## INPUT MATERIAL
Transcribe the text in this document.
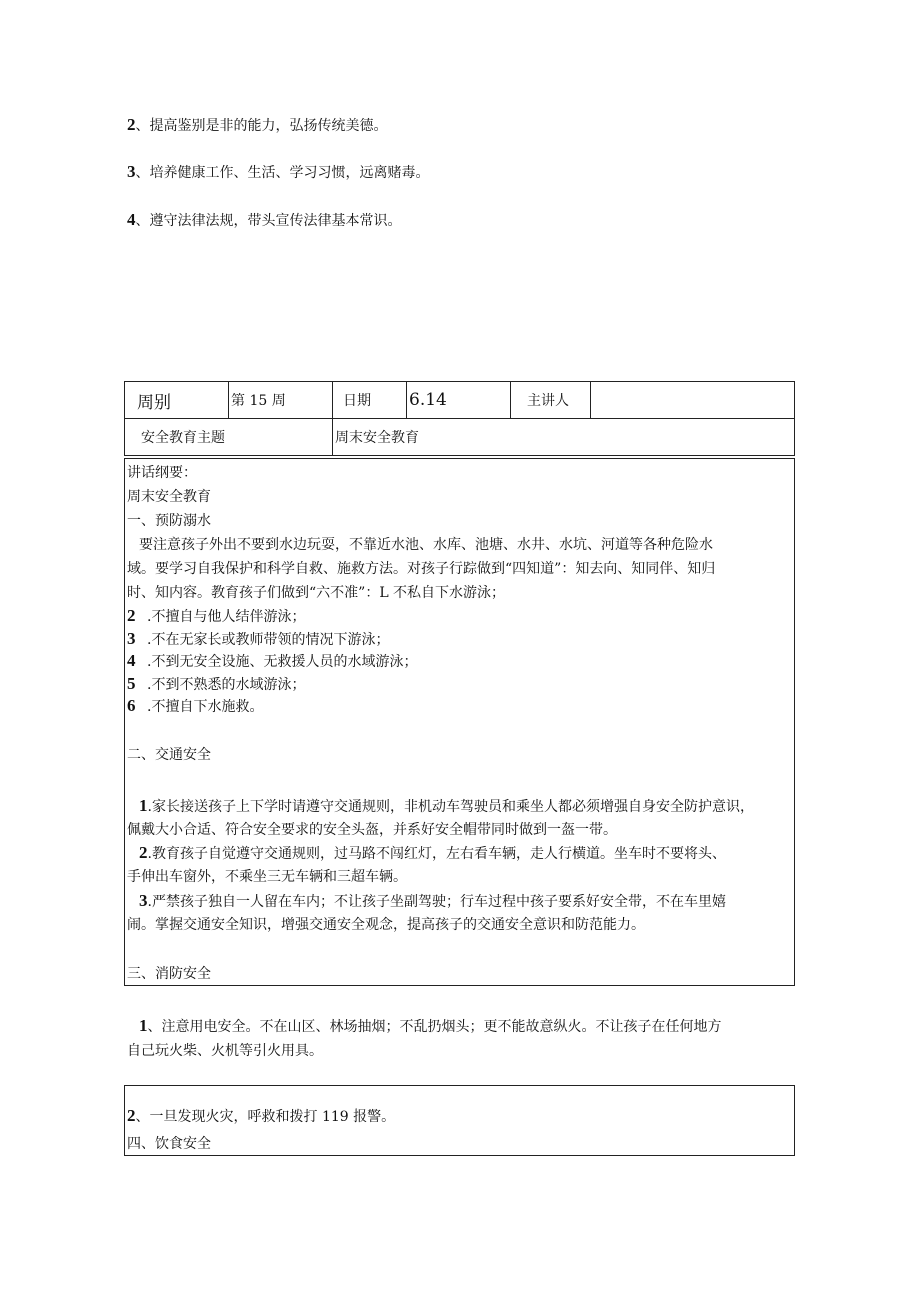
2、提高鉴别是非的能力，弘扬传统美德。
3、培养健康工作、生活、学习习惯，远离赌毒。
4、遵守法律法规，带头宣传法律基本常识。
周别	第 15 周	日期	6.14	主讲人	
安全教育主题		周末安全教育			
讲话纲要：
周末安全教育
一、预防溺水
要注意孩子外出不要到水边玩耍，不靠近水池、水库、池塘、水井、水坑、河道等各种危险水
域。要学习自我保护和科学自救、施救方法。对孩子行踪做到“四知道”：知去向、知同伴、知归
时、知内容。教育孩子们做到“六不准”：L 不私自下水游泳；
2 .不擅自与他人结伴游泳；
3 .不在无家长或教师带领的情况下游泳；
4 .不到无安全设施、无救援人员的水域游泳；
5 .不到不熟悉的水域游泳；
6 .不擅自下水施救。
二、交通安全
1.家长接送孩子上下学时请遵守交通规则，非机动车驾驶员和乘坐人都必须增强自身安全防护意识，
佩戴大小合适、符合安全要求的安全头盔，并系好安全帽带同时做到一盔一带。
2.教育孩子自觉遵守交通规则，过马路不闯红灯，左右看车辆，走人行横道。坐车时不要将头、
手伸出车窗外，不乘坐三无车辆和三超车辆。
3.严禁孩子独自一人留在车内；不让孩子坐副驾驶；行车过程中孩子要系好安全带，不在车里嬉
闹。掌握交通安全知识，增强交通安全观念，提高孩子的交通安全意识和防范能力。
三、消防安全
1、注意用电安全。不在山区、林场抽烟；不乱扔烟头；更不能故意纵火。不让孩子在任何地方
自己玩火柴、火机等引火用具。
2、一旦发现火灾，呼救和拨打 119 报警。
四、饮食安全
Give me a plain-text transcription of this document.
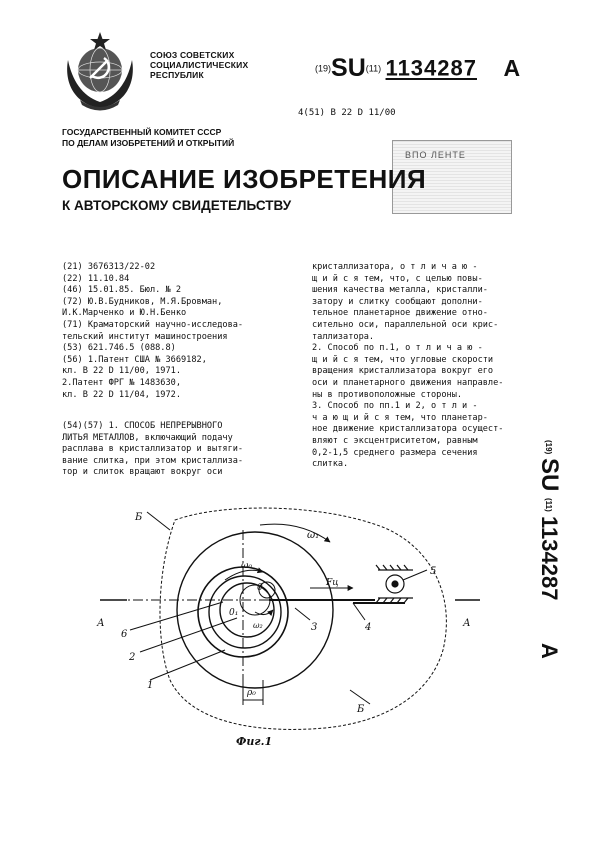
СОЮЗ СОВЕТСКИХ
СОЦИАЛИСТИЧЕСКИХ
РЕСПУБЛИК
(19)SU(11) 1134287 A
4(51) В 22 D 11/00
ГОСУДАРСТВЕННЫЙ КОМИТЕТ СССР
ПО ДЕЛАМ ИЗОБРЕТЕНИЙ И ОТКРЫТИЙ
ВПО ЛЕНТЕ
ОПИСАНИЕ ИЗОБРЕТЕНИЯ
К АВТОРСКОМУ СВИДЕТЕЛЬСТВУ
(21) 3676313/22-02
(22) 11.10.84
(46) 15.01.85. Бюл. № 2
(72) Ю.В.Будников, М.Я.Бровман,
И.К.Марченко и Ю.Н.Бенко
(71) Краматорский научно-исследова-
тельский институт машиностроения
(53) 621.746.5 (088.8)
(56) 1.Патент США № 3669182,
кл. В 22 D 11/00, 1971.
2.Патент ФРГ № 1483630,
кл. В 22 D 11/04, 1972.
(54)(57) 1. СПОСОБ НЕПРЕРЫВНОГО
ЛИТЬЯ МЕТАЛЛОВ, включающий подачу
расплава в кристаллизатор и вытяги-
вание слитка, при этом кристаллиза-
тор и слиток вращают вокруг оси
кристаллизатора, о т л и ч а ю -
щ и й с я тем, что, с целью повы-
шения качества металла, кристалли-
затору и слитку сообщают дополни-
тельное планетарное движение отно-
сительно оси, параллельной оси крис-
таллизатора.
2. Способ по п.1, о т л и ч а ю -
щ и й с я тем, что угловые скорости
вращения кристаллизатора вокруг его
оси и планетарного движения направле-
ны в противоположные стороны.
3. Способ по пп.1 и 2, о т л и -
ч а ю щ и й с я тем, что планетар-
ное движение кристаллизатора осущест-
вляют с эксцентриситетом, равным
0,2-1,5 среднего размера сечения
слитка.
(19)
SU
(11)
1134287
A
Б
Б
А	А
ω₁
ω₀
ω₂
0₁
0	Fц
ρ₀
1
2
3	4
5
6
Фиг.1
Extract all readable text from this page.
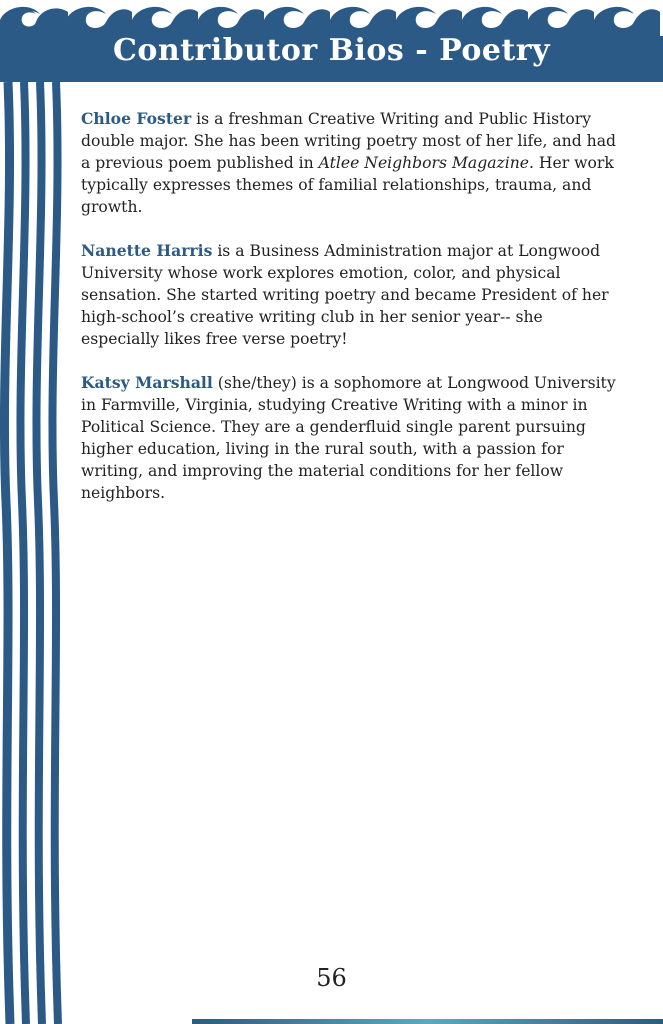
Contributor Bios - Poetry

Chloe Foster is a freshman Creative Writing and Public History double major. She has been writing poetry most of her life, and had a previous poem published in Atlee Neighbors Magazine. Her work typically expresses themes of familial relationships, trauma, and growth.

Nanette Harris is a Business Administration major at Longwood University whose work explores emotion, color, and physical sensation. She started writing poetry and became President of her high-school’s creative writing club in her senior year-- she especially likes free verse poetry!

Katsy Marshall (she/they) is a sophomore at Longwood University in Farmville, Virginia, studying Creative Writing with a minor in Political Science. They are a genderfluid single parent pursuing higher education, living in the rural south, with a passion for writing, and improving the material conditions for her fellow neighbors.

56
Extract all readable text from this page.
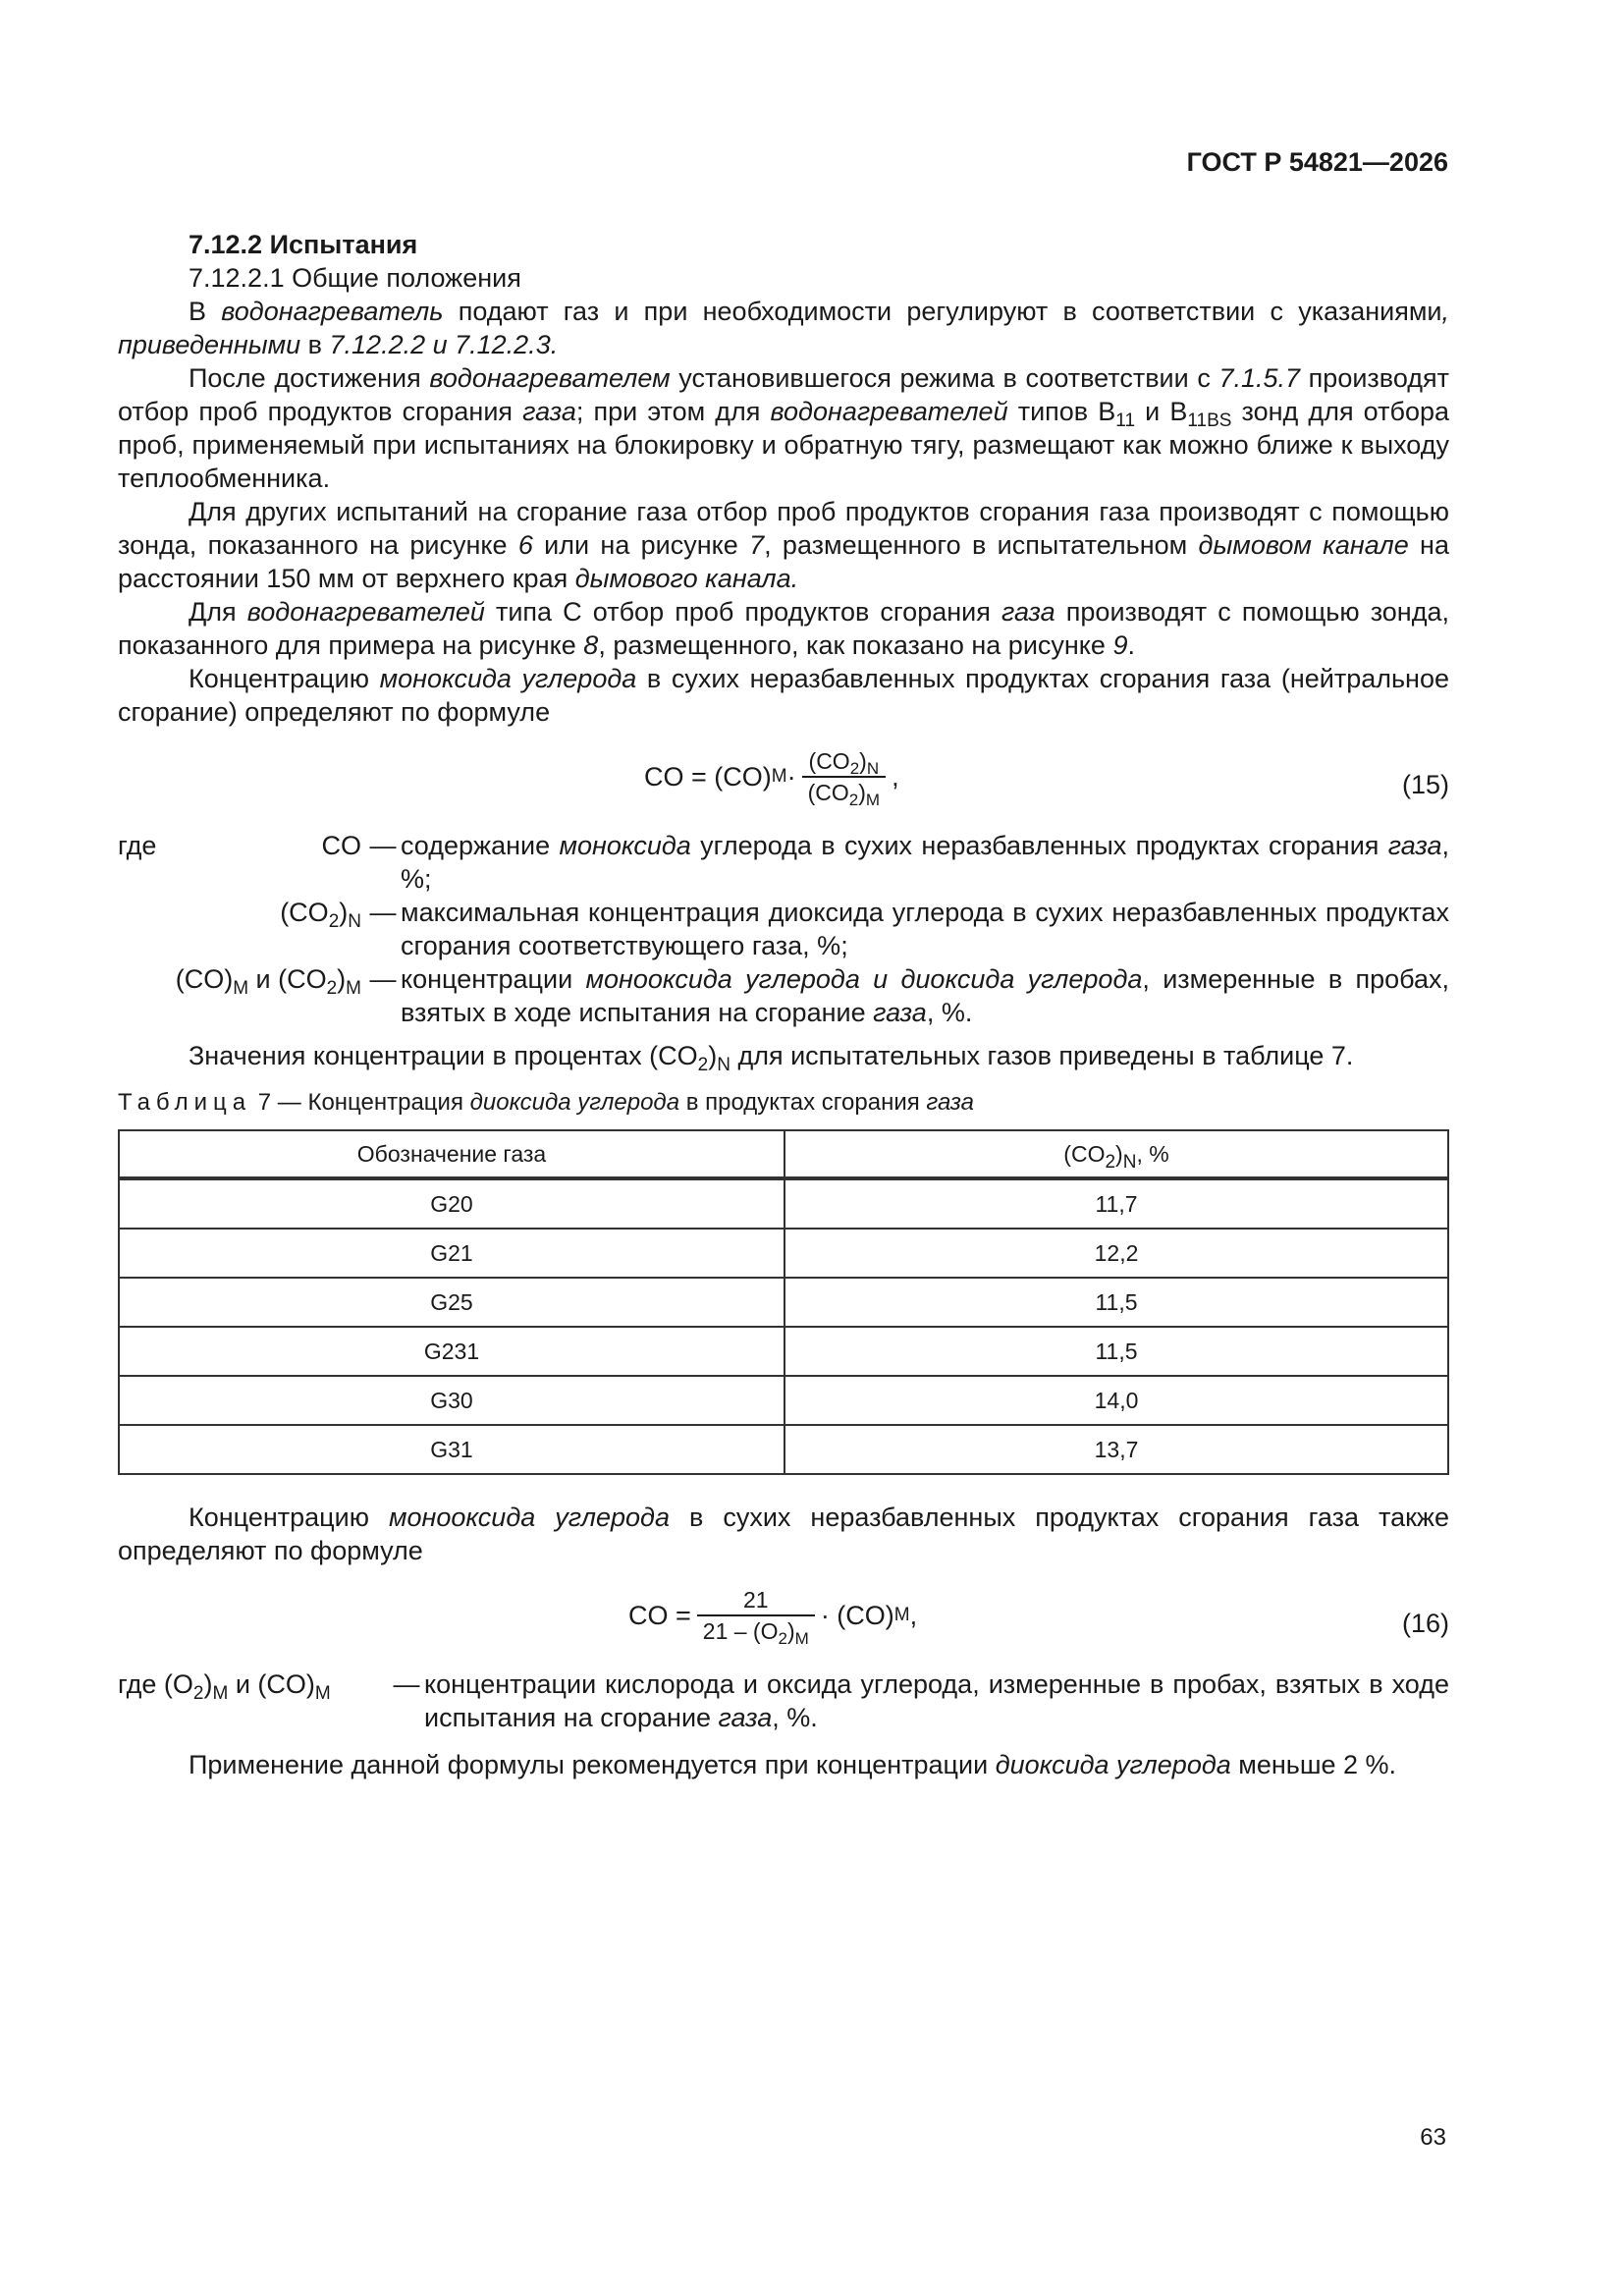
ГОСТ Р 54821—2026
7.12.2 Испытания
7.12.2.1 Общие положения

В водонагреватель подают газ и при необходимости регулируют в соответствии с указаниями, приведенными в 7.12.2.2 и 7.12.2.3.

После достижения водонагревателем установившегося режима в соответствии с 7.1.5.7 производят отбор проб продуктов сгорания газа; при этом для водонагревателей типов $B_{11}$ и $B_{11BS}$ зонд для отбора проб, применяемый при испытаниях на блокировку и обратную тягу, размещают как можно ближе к выходу теплообменника.

Для других испытаний на сгорание газа отбор проб продуктов сгорания газа производят с помощью зонда, показанного на рисунке 6 или на рисунке 7, размещенного в испытательном дымовом канале на расстоянии 150 мм от верхнего края дымового канала.

Для водонагревателей типа С отбор проб продуктов сгорания газа производят с помощью зонда, показанного для примера на рисунке 8, размещенного, как показано на рисунке 9.

Концентрацию моноксида углерода в сухих неразбавленных продуктах сгорания газа (нейтральное сгорание) определяют по формуле

CO = (CO) $M \cdot \frac{(CO_2)_N}{(CO_2)_M}$ ,	(15)
где	CO — содержание моноксида углерода в сухих неразбавленных продуктах сгорания газа, %;
$(CO_2)_N$ — максимальная концентрация диоксида углерода в сухих неразбавленных продуктах сгорания соответствующего газа, %;
$(CO)_M$ и $(CO_2)_M$ — концентрации монооксида углерода и диоксида углерода, измеренные в пробах, взятых в ходе испытания на сгорание газа, %.

Значения концентрации в процентах $(CO_2)_N$ для испытательных газов приведены в таблице 7.

Таблица 7 — Концентрация диоксида углерода в продуктах сгорания газа
Обозначение газа	$(CO_2)_N$, %
G20	11,7
G21	12,2
G25	11,5
G231	11,5
G30	14,0
G31	13,7

Концентрацию монооксида углерода в сухих неразбавленных продуктах сгорания газа также определяют по формуле

CO = $\frac{21}{21 - (O_2)_M} \cdot (CO)$ M ,	(16)
где $(O_2)_M$ и $(CO)_M$	— концентрации кислорода и оксида углерода, измеренные в пробах, взятых в ходе испытания на сгорание газа, %.

Применение данной формулы рекомендуется при концентрации диоксида углерода меньше 2 %.

63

## YOUR OBJECTIVE
Locate all lines holding the word "text", then copy them out.

## EXPECTED ANSWER
Transcribe the text in this document.
Give me a plain-text transcription of this document.
Extract all readable text from this page.
Extract all readable text from this page.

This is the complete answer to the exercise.